* BEGIN Material provided *
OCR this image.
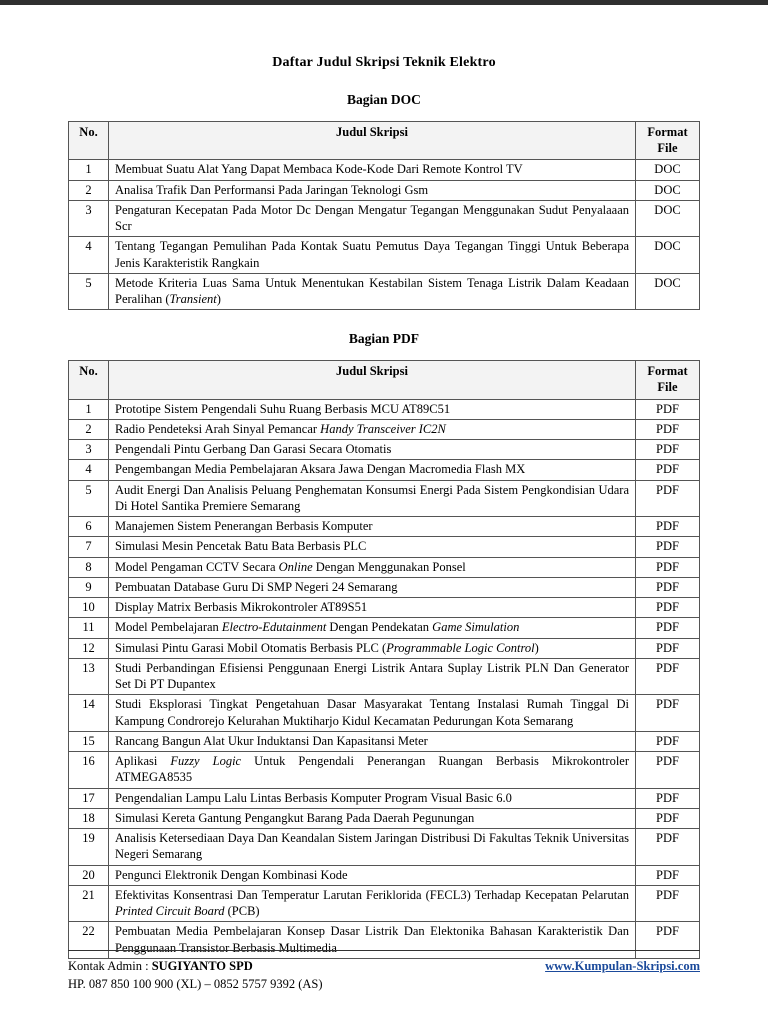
Daftar Judul Skripsi Teknik Elektro
Bagian DOC
No.	Judul Skripsi	Format File
1	Membuat Suatu Alat Yang Dapat Membaca Kode-Kode Dari Remote Kontrol TV	DOC
2	Analisa Trafik Dan Performansi Pada Jaringan Teknologi Gsm	DOC
3	Pengaturan Kecepatan Pada Motor Dc Dengan Mengatur Tegangan Menggunakan Sudut Penyalaaan Scr	DOC
4	Tentang Tegangan Pemulihan Pada Kontak Suatu Pemutus Daya Tegangan Tinggi Untuk Beberapa Jenis Karakteristik Rangkain	DOC
5	Metode Kriteria Luas Sama Untuk Menentukan Kestabilan Sistem Tenaga Listrik Dalam Keadaan Peralihan (Transient)	DOC
Bagian PDF
No.	Judul Skripsi	Format File
1	Prototipe Sistem Pengendali Suhu Ruang Berbasis MCU AT89C51	PDF
2	Radio Pendeteksi Arah Sinyal Pemancar Handy Transceiver IC2N	PDF
3	Pengendali Pintu Gerbang Dan Garasi Secara Otomatis	PDF
4	Pengembangan Media Pembelajaran Aksara Jawa Dengan Macromedia Flash MX	PDF
5	Audit Energi Dan Analisis Peluang Penghematan Konsumsi Energi Pada Sistem Pengkondisian Udara Di Hotel Santika Premiere Semarang	PDF
6	Manajemen Sistem Penerangan Berbasis Komputer	PDF
7	Simulasi Mesin Pencetak Batu Bata Berbasis PLC	PDF
8	Model Pengaman CCTV Secara Online Dengan Menggunakan Ponsel	PDF
9	Pembuatan Database Guru Di SMP Negeri 24 Semarang	PDF
10	Display Matrix Berbasis Mikrokontroler AT89S51	PDF
11	Model Pembelajaran Electro-Edutainment Dengan Pendekatan Game Simulation	PDF
12	Simulasi Pintu Garasi Mobil Otomatis Berbasis PLC (Programmable Logic Control)	PDF
13	Studi Perbandingan Efisiensi Penggunaan Energi Listrik Antara Suplay Listrik PLN Dan Generator Set Di PT Dupantex	PDF
14	Studi Eksplorasi Tingkat Pengetahuan Dasar Masyarakat Tentang Instalasi Rumah Tinggal Di Kampung Condrorejo Kelurahan Muktiharjo Kidul Kecamatan Pedurungan Kota Semarang	PDF
15	Rancang Bangun Alat Ukur Induktansi Dan Kapasitansi Meter	PDF
16	Aplikasi Fuzzy Logic Untuk Pengendali Penerangan Ruangan Berbasis Mikrokontroler ATMEGA8535	PDF
17	Pengendalian Lampu Lalu Lintas Berbasis Komputer Program Visual Basic 6.0	PDF
18	Simulasi Kereta Gantung Pengangkut Barang Pada Daerah Pegunungan	PDF
19	Analisis Ketersediaan Daya Dan Keandalan Sistem Jaringan Distribusi Di Fakultas Teknik Universitas Negeri Semarang	PDF
20	Pengunci Elektronik Dengan Kombinasi Kode	PDF
21	Efektivitas Konsentrasi Dan Temperatur Larutan Feriklorida (FECL3) Terhadap Kecepatan Pelarutan Printed Circuit Board (PCB)	PDF
22	Pembuatan Media Pembelajaran Konsep Dasar Listrik Dan Elektonika Bahasan Karakteristik Dan Penggunaan Transistor Berbasis Multimedia	PDF
Kontak Admin : SUGIYANTO SPD
HP. 087 850 100 900 (XL) – 0852 5757 9392 (AS)
www.Kumpulan-Skripsi.com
* END Material provided *
Write out the records above exactly as they appear, leaving out any pictures.

OCR this image.
Daftar Judul Skripsi Teknik Elektro
Bagian DOC
No.	Judul Skripsi	Format File
1	Membuat Suatu Alat Yang Dapat Membaca Kode-Kode Dari Remote Kontrol TV	DOC
2	Analisa Trafik Dan Performansi Pada Jaringan Teknologi Gsm	DOC
3	Pengaturan Kecepatan Pada Motor Dc Dengan Mengatur Tegangan Menggunakan Sudut Penyalaaan Scr	DOC
4	Tentang Tegangan Pemulihan Pada Kontak Suatu Pemutus Daya Tegangan Tinggi Untuk Beberapa Jenis Karakteristik Rangkain	DOC
5	Metode Kriteria Luas Sama Untuk Menentukan Kestabilan Sistem Tenaga Listrik Dalam Keadaan Peralihan (Transient)	DOC
Bagian PDF
No.	Judul Skripsi	Format File
1	Prototipe Sistem Pengendali Suhu Ruang Berbasis MCU AT89C51	PDF
2	Radio Pendeteksi Arah Sinyal Pemancar Handy Transceiver IC2N	PDF
3	Pengendali Pintu Gerbang Dan Garasi Secara Otomatis	PDF
4	Pengembangan Media Pembelajaran Aksara Jawa Dengan Macromedia Flash MX	PDF
5	Audit Energi Dan Analisis Peluang Penghematan Konsumsi Energi Pada Sistem Pengkondisian Udara Di Hotel Santika Premiere Semarang	PDF
6	Manajemen Sistem Penerangan Berbasis Komputer	PDF
7	Simulasi Mesin Pencetak Batu Bata Berbasis PLC	PDF
8	Model Pengaman CCTV Secara Online Dengan Menggunakan Ponsel	PDF
9	Pembuatan Database Guru Di SMP Negeri 24 Semarang	PDF
10	Display Matrix Berbasis Mikrokontroler AT89S51	PDF
11	Model Pembelajaran Electro-Edutainment Dengan Pendekatan Game Simulation	PDF
12	Simulasi Pintu Garasi Mobil Otomatis Berbasis PLC (Programmable Logic Control)	PDF
13	Studi Perbandingan Efisiensi Penggunaan Energi Listrik Antara Suplay Listrik PLN Dan Generator Set Di PT Dupantex	PDF
14	Studi Eksplorasi Tingkat Pengetahuan Dasar Masyarakat Tentang Instalasi Rumah Tinggal Di Kampung Condrorejo Kelurahan Muktiharjo Kidul Kecamatan Pedurungan Kota Semarang	PDF
15	Rancang Bangun Alat Ukur Induktansi Dan Kapasitansi Meter	PDF
16	Aplikasi Fuzzy Logic Untuk Pengendali Penerangan Ruangan Berbasis Mikrokontroler ATMEGA8535	PDF
17	Pengendalian Lampu Lalu Lintas Berbasis Komputer Program Visual Basic 6.0	PDF
18	Simulasi Kereta Gantung Pengangkut Barang Pada Daerah Pegunungan	PDF
19	Analisis Ketersediaan Daya Dan Keandalan Sistem Jaringan Distribusi Di Fakultas Teknik Universitas Negeri Semarang	PDF
20	Pengunci Elektronik Dengan Kombinasi Kode	PDF
21	Efektivitas Konsentrasi Dan Temperatur Larutan Feriklorida (FECL3) Terhadap Kecepatan Pelarutan Printed Circuit Board (PCB)	PDF
22	Pembuatan Media Pembelajaran Konsep Dasar Listrik Dan Elektonika Bahasan Karakteristik Dan Penggunaan Transistor Berbasis Multimedia	PDF
Kontak Admin : SUGIYANTO SPD
HP. 087 850 100 900 (XL) – 0852 5757 9392 (AS)
www.Kumpulan-Skripsi.com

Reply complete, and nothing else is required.